**Given instruction**
Give the listing again character for character, but drop the images.

[Stored items from a collection]
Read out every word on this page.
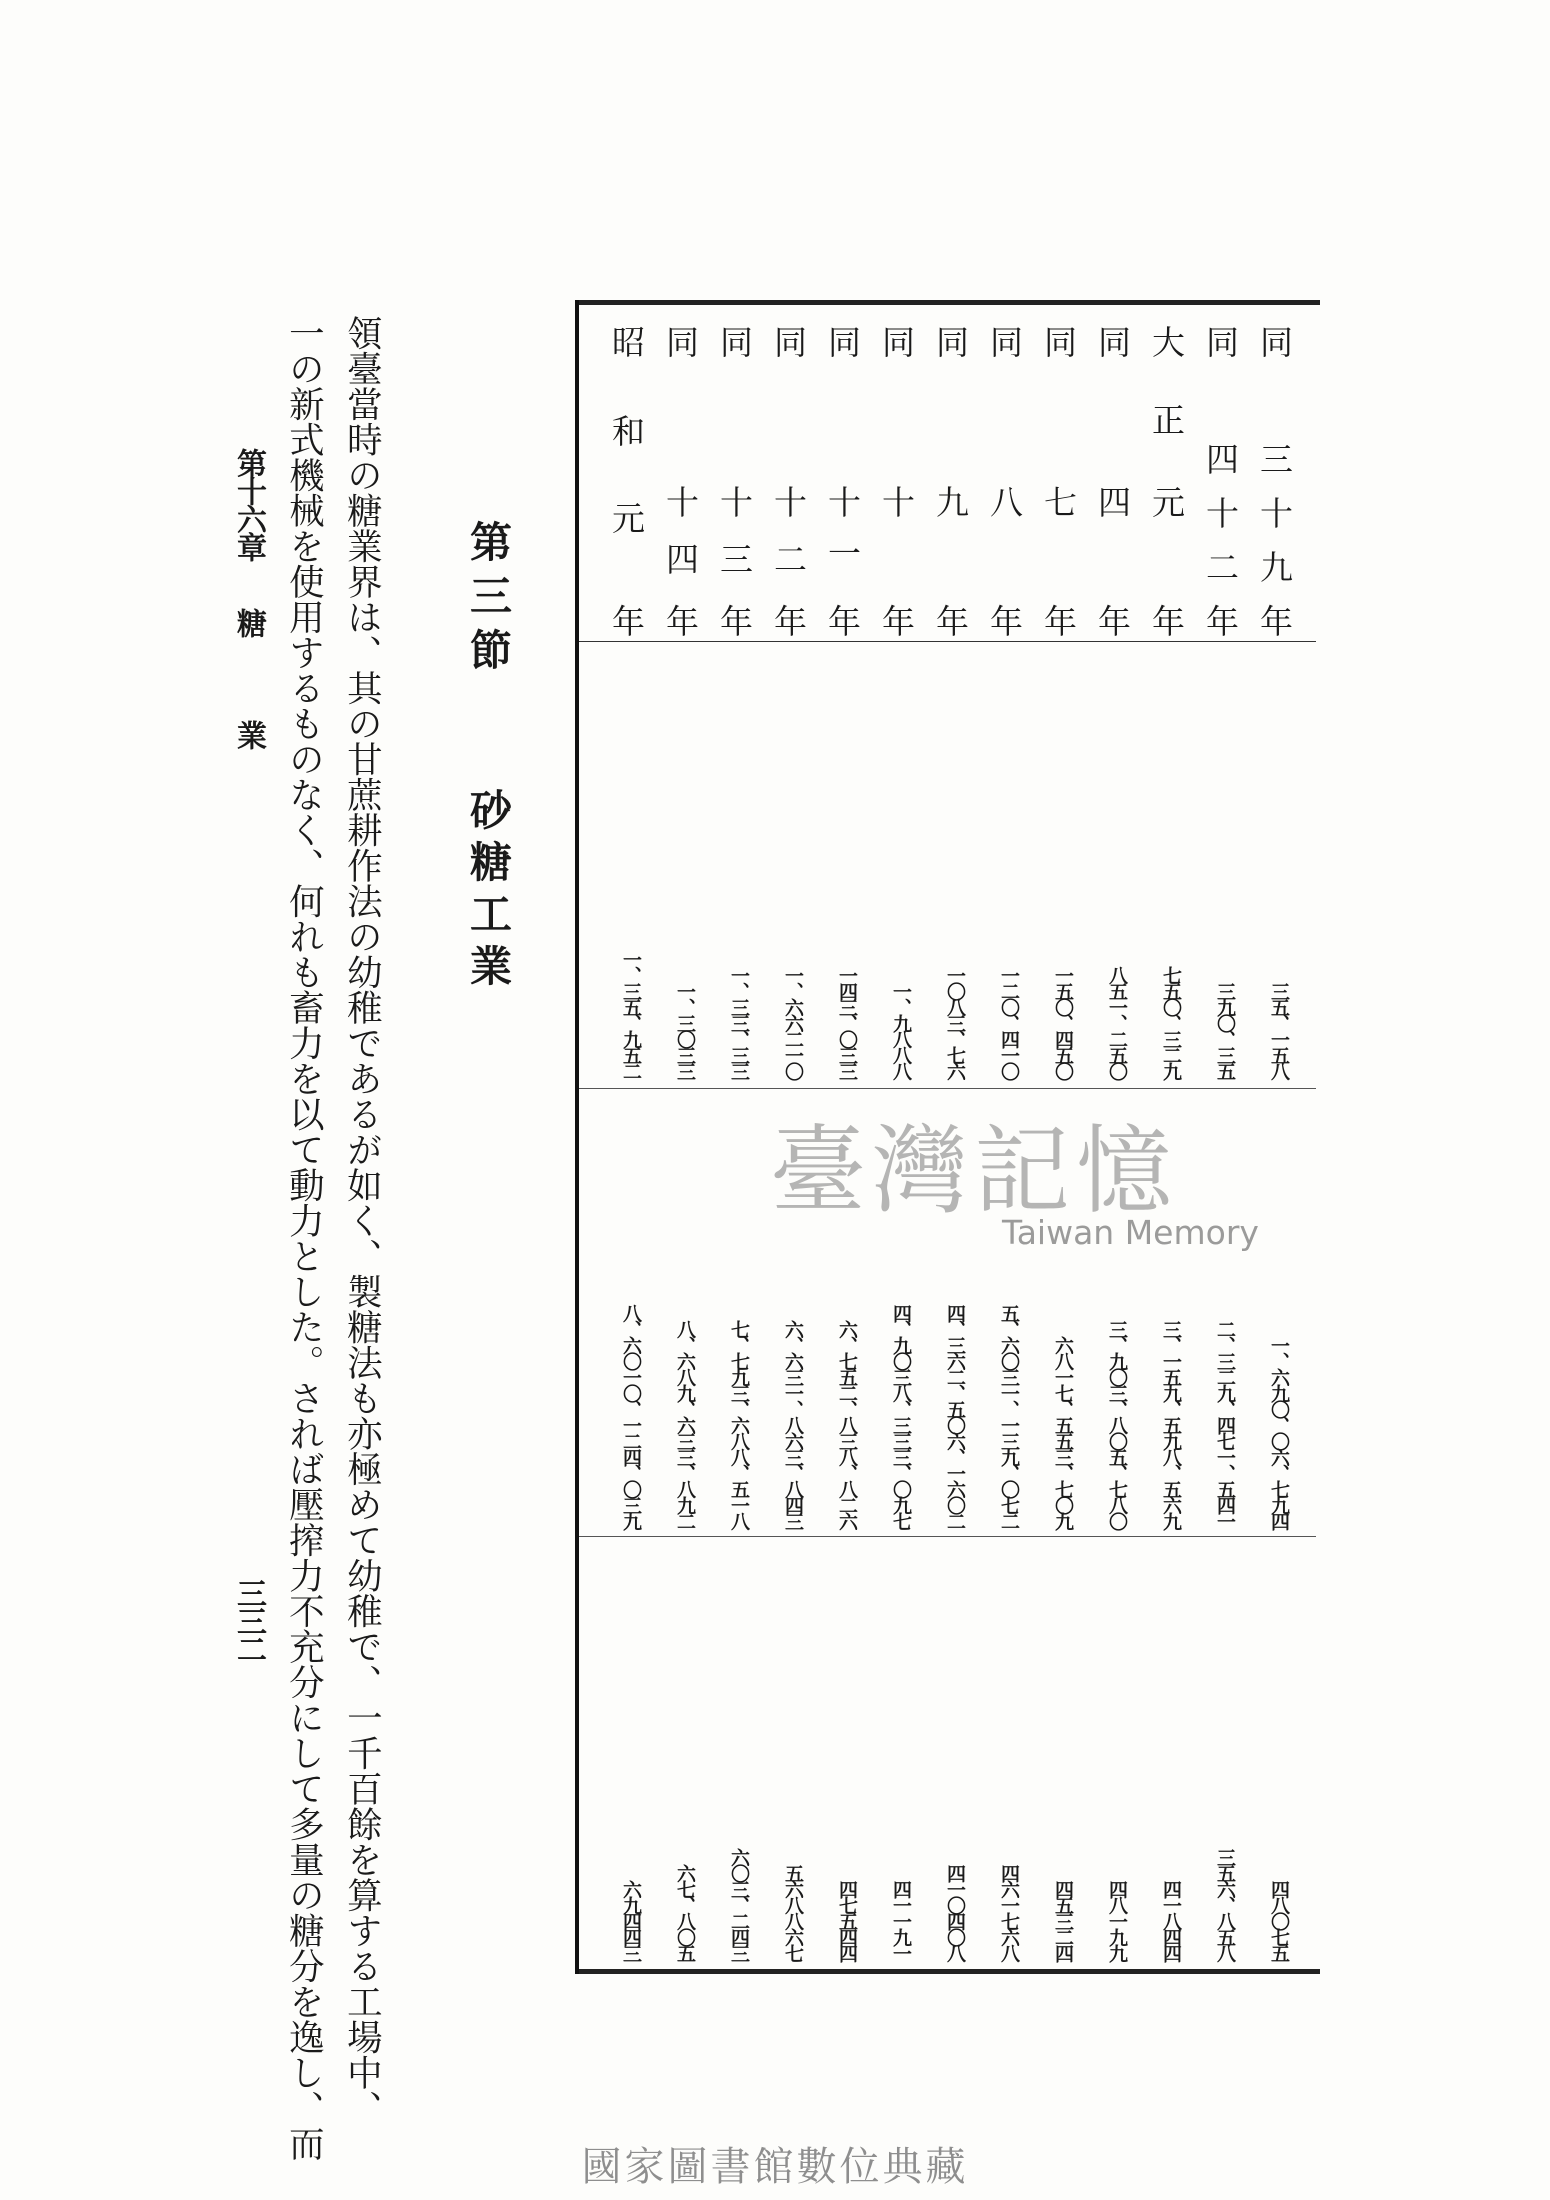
同
三
十
九
年
同
四
十
二
年
大
正
元
年
同
四
年
同
七
年
同
八
年
同
九
年
同
十
年
同
十
一
年
同
十
二
年
同
十
三
年
同
十
四
年
昭
和
元
年
三五、一五八
三九〇、三五
七五〇、三二九
八五一、二五〇
一五〇、四五〇
一二〇、四一〇
一〇八三、七六
一、九八八八
一四三、〇三三
一、六六二一〇
一、三三、三三
一、三〇三三
一、三五、九五二
一、六九〇、〇六、七九四
二、三二九、四七一、五四一
三、一五九、五九八、五六九
三、九〇三、八〇五、七八〇
六八一七、五五三、七〇九
五、六〇三一、一三九、〇七二
四、三六二、五〇六、一六〇二
四、九〇三八、三三三、〇九七
六、七五二、八三八、八二六
六、六三一、八六三、八四三
七、七九三、六八八、五一八
八、六八九、六三三、八九二
八、六〇一〇、一二四、〇三九
四八〇七五
三五六、八五八
四一八四四
四八一九九
四五三二四
四六一七六八
四一〇四〇八
四一一九一
四七五四四
五六八八六七
六〇三、二四三
六七、八〇五
六九四四三
第三節
砂糖工業
領臺當時の糖業界は、其の甘蔗耕作法の幼稚であるが如く、製糖法も亦極めて幼稚で、一千百餘を算する工場中、
一の新式機械を使用するものなく、何れも畜力を以て動力とした。されば壓搾力不充分にして多量の糖分を逸し、而
第十六章
糖
業
三三二
臺灣記憶
Taiwan Memory
國家圖書館數位典藏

**The result**
Read out every word on this page.
同
三
十
九
年
同
四
十
二
年
大
正
元
年
同
四
年
同
七
年
同
八
年
同
九
年
同
十
年
同
十
一
年
同
十
二
年
同
十
三
年
同
十
四
年
昭
和
元
年
三五、一五八
三九〇、三五
七五〇、三二九
八五一、二五〇
一五〇、四五〇
一二〇、四一〇
一〇八三、七六
一、九八八八
一四三、〇三三
一、六六二一〇
一、三三、三三
一、三〇三三
一、三五、九五二
一、六九〇、〇六、七九四
二、三二九、四七一、五四一
三、一五九、五九八、五六九
三、九〇三、八〇五、七八〇
六八一七、五五三、七〇九
五、六〇三一、一三九、〇七二
四、三六二、五〇六、一六〇二
四、九〇三八、三三三、〇九七
六、七五二、八三八、八二六
六、六三一、八六三、八四三
七、七九三、六八八、五一八
八、六八九、六三三、八九二
八、六〇一〇、一二四、〇三九
四八〇七五
三五六、八五八
四一八四四
四八一九九
四五三二四
四六一七六八
四一〇四〇八
四一一九一
四七五四四
五六八八六七
六〇三、二四三
六七、八〇五
六九四四三
第三節
砂糖工業
領臺當時の糖業界は、其の甘蔗耕作法の幼稚であるが如く、製糖法も亦極めて幼稚で、一千百餘を算する工場中、
一の新式機械を使用するものなく、何れも畜力を以て動力とした。されば壓搾力不充分にして多量の糖分を逸し、而
第十六章
糖
業
三三二
臺灣記憶
Taiwan Memory
國家圖書館數位典藏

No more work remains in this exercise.